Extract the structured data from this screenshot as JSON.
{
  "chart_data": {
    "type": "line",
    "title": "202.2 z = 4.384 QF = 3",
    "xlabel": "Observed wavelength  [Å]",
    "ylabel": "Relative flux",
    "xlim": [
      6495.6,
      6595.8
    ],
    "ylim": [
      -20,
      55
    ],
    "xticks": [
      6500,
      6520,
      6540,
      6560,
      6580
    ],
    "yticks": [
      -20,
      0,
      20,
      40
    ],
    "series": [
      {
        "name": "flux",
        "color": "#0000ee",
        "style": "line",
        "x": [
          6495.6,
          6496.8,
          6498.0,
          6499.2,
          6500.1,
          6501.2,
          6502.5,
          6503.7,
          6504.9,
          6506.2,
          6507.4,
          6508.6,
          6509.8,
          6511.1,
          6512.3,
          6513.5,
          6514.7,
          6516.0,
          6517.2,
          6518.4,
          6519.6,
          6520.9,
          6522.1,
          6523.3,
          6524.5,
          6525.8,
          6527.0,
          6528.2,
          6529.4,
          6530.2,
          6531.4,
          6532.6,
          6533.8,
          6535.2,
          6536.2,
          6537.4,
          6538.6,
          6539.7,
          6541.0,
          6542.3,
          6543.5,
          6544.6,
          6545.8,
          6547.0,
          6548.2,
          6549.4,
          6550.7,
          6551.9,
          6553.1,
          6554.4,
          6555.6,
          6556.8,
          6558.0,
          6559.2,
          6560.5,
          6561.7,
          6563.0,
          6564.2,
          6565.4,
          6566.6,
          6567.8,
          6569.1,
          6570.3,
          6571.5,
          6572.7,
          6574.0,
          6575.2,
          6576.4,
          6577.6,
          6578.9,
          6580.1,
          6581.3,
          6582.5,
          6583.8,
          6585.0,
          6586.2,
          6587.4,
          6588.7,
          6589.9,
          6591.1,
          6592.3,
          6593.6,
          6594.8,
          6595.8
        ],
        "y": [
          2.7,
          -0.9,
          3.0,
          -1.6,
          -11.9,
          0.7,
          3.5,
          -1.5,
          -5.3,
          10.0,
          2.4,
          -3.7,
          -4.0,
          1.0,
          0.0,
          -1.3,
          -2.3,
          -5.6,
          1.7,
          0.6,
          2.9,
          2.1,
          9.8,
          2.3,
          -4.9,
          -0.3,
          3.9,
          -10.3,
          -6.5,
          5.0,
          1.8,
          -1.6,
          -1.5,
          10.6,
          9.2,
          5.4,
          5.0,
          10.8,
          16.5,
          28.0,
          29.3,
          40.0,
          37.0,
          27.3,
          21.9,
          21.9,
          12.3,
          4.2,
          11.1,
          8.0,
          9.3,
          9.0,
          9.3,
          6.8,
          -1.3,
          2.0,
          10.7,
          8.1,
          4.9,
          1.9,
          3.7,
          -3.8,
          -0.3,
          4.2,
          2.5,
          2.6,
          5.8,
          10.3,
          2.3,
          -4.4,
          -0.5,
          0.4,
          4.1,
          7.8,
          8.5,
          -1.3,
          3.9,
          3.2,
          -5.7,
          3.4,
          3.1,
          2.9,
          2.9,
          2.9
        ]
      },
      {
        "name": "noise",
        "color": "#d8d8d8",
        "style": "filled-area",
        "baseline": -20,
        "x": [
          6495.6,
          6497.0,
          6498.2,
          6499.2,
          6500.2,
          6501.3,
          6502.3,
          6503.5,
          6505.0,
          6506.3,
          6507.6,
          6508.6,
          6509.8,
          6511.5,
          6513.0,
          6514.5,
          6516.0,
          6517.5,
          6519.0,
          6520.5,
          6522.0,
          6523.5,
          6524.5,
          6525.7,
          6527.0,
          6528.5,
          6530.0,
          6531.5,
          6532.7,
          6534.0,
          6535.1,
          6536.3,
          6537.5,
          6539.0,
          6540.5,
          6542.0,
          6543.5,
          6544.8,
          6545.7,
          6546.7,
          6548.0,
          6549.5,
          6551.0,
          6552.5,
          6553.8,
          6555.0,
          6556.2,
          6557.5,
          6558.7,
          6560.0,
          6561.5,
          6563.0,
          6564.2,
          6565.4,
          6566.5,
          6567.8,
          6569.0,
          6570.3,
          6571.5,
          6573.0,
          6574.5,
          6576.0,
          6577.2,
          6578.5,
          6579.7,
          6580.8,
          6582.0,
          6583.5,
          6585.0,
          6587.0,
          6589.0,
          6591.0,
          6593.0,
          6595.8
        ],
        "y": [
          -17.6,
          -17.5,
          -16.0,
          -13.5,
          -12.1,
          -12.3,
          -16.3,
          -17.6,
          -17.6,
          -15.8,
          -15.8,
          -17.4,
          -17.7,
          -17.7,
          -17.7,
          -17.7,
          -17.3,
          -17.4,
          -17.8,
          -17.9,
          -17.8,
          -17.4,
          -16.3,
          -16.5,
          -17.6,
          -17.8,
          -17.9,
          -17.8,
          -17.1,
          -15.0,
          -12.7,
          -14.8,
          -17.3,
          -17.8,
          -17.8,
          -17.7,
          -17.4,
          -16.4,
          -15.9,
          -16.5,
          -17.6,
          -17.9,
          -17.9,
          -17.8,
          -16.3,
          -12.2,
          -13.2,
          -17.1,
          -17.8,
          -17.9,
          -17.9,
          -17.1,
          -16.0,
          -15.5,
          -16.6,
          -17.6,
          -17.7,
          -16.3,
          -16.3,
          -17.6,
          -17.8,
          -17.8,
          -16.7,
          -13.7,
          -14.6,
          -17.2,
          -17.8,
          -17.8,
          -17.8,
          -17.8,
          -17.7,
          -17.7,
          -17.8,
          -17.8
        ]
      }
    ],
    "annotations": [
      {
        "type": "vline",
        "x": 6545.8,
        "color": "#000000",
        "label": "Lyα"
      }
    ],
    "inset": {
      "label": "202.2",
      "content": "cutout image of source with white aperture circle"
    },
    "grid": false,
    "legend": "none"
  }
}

--------------------------------

Set problem:
From the listing above, pick out every line containing "color".

Written response:
        "color": "#0000ee",
        "color": "#d8d8d8",
        "color": "#000000",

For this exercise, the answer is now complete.